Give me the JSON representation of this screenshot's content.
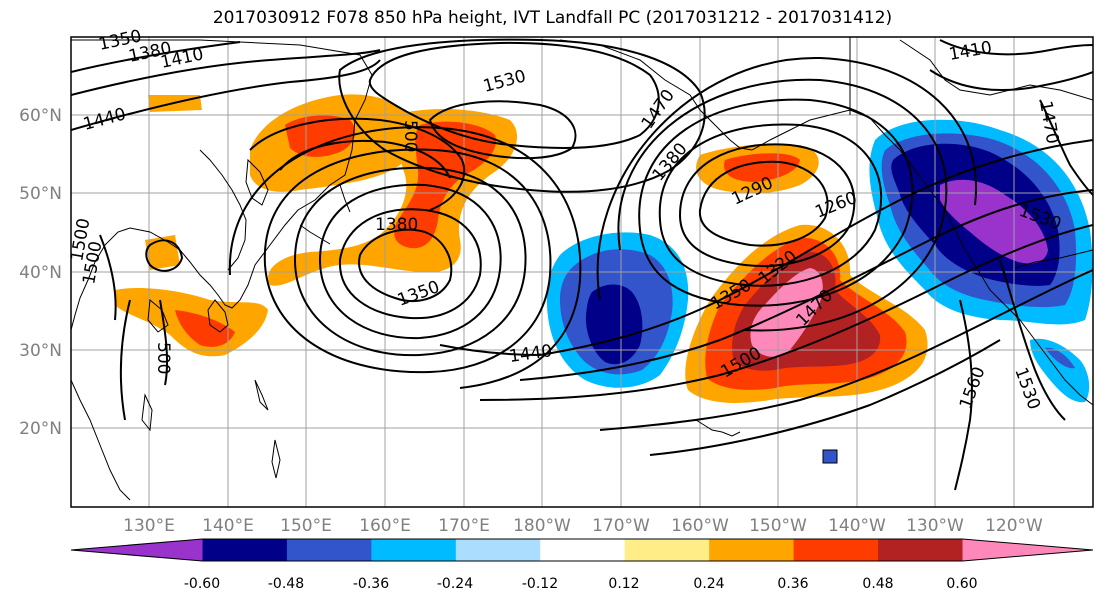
{
  "title": "2017030912 F078 850 hPa height, IVT Landfall PC (2017031212 - 2017031412)",
  "lat_labels": [
    "60°N",
    "50°N",
    "40°N",
    "30°N",
    "20°N"
  ],
  "lon_labels": [
    "130°E",
    "140°E",
    "150°E",
    "160°E",
    "170°E",
    "180°W",
    "170°W",
    "160°W",
    "150°W",
    "140°W",
    "130°W",
    "120°W"
  ],
  "contour_labels": [
    "1350",
    "1380",
    "1410",
    "1440",
    "1530",
    "1470",
    "1380",
    "1290",
    "1260",
    "1320",
    "1350",
    "1470",
    "1500",
    "1440",
    "1380",
    "1350",
    "1500",
    "1560",
    "1530",
    "1410",
    "1470",
    "1530",
    "500",
    "500",
    "1500"
  ],
  "colorbar": {
    "colors": [
      "#9933cc",
      "#000088",
      "#3355cc",
      "#00bbff",
      "#aaddff",
      "#ffffff",
      "#ffee88",
      "#ffa500",
      "#ff3c00",
      "#b22222",
      "#ff88bb"
    ],
    "tick_labels": [
      "-0.60",
      "-0.48",
      "-0.36",
      "-0.24",
      "-0.12",
      "0.12",
      "0.24",
      "0.36",
      "0.48",
      "0.60"
    ]
  }
}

_ _ _ _ _ _ _

Copy every record character for character. Skip the pictures.

▸ **Task solution**
Give me the JSON representation of this screenshot's content.
{
  "title": "2017030912 F078 850 hPa height, IVT Landfall PC (2017031212 - 2017031412)",
  "lat_labels": [
    "60°N",
    "50°N",
    "40°N",
    "30°N",
    "20°N"
  ],
  "lon_labels": [
    "130°E",
    "140°E",
    "150°E",
    "160°E",
    "170°E",
    "180°W",
    "170°W",
    "160°W",
    "150°W",
    "140°W",
    "130°W",
    "120°W"
  ],
  "contour_labels": [
    "1350",
    "1380",
    "1410",
    "1440",
    "1530",
    "1470",
    "1380",
    "1290",
    "1260",
    "1320",
    "1350",
    "1470",
    "1500",
    "1440",
    "1380",
    "1350",
    "1500",
    "1560",
    "1530",
    "1410",
    "1470",
    "1530",
    "500",
    "500",
    "1500"
  ],
  "colorbar": {
    "colors": [
      "#9933cc",
      "#000088",
      "#3355cc",
      "#00bbff",
      "#aaddff",
      "#ffffff",
      "#ffee88",
      "#ffa500",
      "#ff3c00",
      "#b22222",
      "#ff88bb"
    ],
    "tick_labels": [
      "-0.60",
      "-0.48",
      "-0.36",
      "-0.24",
      "-0.12",
      "0.12",
      "0.24",
      "0.36",
      "0.48",
      "0.60"
    ]
  }
}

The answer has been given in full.